### Data provided:
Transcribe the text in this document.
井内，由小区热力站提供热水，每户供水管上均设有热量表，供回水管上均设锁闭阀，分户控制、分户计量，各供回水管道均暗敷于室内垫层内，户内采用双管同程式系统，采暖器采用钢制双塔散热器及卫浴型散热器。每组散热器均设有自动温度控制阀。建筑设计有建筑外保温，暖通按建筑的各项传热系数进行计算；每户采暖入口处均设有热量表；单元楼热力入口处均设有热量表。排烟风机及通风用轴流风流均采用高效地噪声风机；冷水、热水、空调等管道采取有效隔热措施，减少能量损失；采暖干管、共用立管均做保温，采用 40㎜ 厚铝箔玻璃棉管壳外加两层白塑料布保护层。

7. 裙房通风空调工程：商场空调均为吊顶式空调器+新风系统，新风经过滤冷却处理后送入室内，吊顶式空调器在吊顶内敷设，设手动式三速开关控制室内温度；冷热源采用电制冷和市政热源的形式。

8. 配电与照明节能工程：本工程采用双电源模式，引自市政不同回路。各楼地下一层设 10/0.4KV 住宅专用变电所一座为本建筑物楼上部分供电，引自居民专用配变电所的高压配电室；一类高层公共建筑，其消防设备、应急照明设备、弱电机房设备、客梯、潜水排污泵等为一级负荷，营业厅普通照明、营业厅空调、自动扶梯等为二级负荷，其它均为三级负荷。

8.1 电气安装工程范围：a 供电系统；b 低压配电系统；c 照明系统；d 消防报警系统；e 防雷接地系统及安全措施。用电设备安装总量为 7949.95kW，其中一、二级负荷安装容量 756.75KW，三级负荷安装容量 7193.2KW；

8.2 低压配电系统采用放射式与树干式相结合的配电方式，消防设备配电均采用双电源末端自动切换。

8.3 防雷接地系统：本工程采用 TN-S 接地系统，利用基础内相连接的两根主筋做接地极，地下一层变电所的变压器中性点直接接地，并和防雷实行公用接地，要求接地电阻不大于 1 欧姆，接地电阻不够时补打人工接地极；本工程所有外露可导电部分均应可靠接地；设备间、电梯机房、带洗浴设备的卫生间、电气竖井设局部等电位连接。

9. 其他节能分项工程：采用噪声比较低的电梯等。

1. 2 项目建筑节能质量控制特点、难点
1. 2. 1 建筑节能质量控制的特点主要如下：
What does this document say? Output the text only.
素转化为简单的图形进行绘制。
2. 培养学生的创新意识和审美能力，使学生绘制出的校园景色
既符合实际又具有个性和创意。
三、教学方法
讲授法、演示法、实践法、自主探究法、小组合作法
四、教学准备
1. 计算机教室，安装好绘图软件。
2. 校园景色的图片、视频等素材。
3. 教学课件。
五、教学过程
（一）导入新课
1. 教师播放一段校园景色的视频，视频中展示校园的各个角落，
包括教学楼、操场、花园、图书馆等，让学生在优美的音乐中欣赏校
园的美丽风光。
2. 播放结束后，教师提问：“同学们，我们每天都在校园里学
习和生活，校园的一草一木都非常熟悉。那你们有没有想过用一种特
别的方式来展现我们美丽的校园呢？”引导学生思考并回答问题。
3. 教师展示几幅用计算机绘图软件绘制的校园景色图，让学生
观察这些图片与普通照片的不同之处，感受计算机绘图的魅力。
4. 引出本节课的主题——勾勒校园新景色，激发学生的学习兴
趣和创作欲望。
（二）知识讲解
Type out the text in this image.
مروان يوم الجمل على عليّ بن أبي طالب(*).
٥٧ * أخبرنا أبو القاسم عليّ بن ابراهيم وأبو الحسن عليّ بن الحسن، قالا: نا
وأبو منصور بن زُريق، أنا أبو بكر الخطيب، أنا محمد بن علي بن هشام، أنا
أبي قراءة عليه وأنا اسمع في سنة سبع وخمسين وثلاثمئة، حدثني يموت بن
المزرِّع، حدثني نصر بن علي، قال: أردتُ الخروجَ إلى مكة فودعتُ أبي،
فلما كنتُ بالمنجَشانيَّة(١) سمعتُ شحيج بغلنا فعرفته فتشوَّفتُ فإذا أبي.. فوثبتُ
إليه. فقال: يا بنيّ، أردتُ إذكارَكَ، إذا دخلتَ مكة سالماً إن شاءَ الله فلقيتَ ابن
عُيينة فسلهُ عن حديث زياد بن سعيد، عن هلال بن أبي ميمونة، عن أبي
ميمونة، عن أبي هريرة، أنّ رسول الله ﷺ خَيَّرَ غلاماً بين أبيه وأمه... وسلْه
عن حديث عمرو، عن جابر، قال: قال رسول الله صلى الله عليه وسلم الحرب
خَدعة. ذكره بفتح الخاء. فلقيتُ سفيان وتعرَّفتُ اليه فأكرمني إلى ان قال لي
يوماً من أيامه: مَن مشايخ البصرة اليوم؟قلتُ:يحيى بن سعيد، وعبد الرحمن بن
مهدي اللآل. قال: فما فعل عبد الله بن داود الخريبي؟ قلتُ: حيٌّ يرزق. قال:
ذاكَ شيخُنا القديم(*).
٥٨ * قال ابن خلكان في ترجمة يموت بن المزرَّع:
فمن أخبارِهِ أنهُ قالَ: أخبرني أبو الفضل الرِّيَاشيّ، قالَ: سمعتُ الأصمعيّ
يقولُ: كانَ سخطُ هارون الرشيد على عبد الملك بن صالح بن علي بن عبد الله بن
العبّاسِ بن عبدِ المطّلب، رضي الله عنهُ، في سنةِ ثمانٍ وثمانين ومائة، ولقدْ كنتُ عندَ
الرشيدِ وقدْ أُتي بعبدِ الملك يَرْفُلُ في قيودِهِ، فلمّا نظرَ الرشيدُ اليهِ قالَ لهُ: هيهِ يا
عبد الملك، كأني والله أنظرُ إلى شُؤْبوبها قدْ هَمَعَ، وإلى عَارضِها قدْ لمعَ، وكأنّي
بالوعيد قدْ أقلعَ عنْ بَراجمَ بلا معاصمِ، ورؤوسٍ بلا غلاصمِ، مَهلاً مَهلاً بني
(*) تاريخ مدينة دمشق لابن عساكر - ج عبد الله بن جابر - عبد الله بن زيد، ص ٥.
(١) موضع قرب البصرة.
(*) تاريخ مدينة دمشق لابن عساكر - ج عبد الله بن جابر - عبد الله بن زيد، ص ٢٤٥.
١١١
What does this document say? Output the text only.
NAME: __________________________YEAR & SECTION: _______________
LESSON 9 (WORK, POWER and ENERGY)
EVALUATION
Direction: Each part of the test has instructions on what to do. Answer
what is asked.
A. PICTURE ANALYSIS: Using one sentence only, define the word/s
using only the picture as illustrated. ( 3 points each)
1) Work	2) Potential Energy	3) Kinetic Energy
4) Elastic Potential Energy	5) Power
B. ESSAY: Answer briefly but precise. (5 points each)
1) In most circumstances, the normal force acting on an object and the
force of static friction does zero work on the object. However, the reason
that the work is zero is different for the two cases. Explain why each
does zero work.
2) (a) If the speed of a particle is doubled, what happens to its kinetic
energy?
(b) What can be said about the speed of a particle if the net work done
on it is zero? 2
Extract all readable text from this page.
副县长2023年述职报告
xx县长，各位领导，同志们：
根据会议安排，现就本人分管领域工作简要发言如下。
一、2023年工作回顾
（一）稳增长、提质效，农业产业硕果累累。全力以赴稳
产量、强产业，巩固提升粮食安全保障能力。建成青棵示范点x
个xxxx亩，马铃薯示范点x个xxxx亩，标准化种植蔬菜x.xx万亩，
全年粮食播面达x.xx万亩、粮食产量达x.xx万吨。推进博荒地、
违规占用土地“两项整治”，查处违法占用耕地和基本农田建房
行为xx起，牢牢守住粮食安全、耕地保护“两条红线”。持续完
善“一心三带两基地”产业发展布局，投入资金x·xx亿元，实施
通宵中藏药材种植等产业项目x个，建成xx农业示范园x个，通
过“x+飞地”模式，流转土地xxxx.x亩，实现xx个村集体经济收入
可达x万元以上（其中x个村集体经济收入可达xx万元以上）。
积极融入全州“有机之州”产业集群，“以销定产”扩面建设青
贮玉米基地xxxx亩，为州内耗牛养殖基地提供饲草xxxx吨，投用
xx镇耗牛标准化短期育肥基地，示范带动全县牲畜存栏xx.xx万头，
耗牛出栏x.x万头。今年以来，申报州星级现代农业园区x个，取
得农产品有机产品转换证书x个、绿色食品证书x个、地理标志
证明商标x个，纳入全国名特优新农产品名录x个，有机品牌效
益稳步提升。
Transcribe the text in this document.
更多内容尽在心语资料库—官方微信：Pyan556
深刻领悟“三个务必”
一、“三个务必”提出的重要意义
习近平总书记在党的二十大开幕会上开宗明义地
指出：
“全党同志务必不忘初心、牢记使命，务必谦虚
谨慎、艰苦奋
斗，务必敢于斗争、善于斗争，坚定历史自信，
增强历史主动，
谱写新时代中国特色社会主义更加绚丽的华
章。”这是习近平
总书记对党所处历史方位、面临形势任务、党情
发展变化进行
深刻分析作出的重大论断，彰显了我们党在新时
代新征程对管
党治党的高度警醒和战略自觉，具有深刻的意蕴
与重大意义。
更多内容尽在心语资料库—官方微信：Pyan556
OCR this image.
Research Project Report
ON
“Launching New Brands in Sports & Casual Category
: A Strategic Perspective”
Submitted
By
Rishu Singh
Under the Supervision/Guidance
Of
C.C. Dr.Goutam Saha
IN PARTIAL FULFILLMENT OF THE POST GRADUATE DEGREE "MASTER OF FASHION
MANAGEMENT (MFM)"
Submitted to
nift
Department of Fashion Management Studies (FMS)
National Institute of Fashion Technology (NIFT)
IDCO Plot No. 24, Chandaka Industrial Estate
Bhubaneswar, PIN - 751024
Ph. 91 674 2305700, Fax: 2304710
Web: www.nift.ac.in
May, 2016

### To be done:
Gather each line from the entries above that includes the word "does".

### Reply:
What does this document say? Output the text only.
What does this document say? Output the text only.
force of static friction does zero work on the object. However, the reason
does zero work.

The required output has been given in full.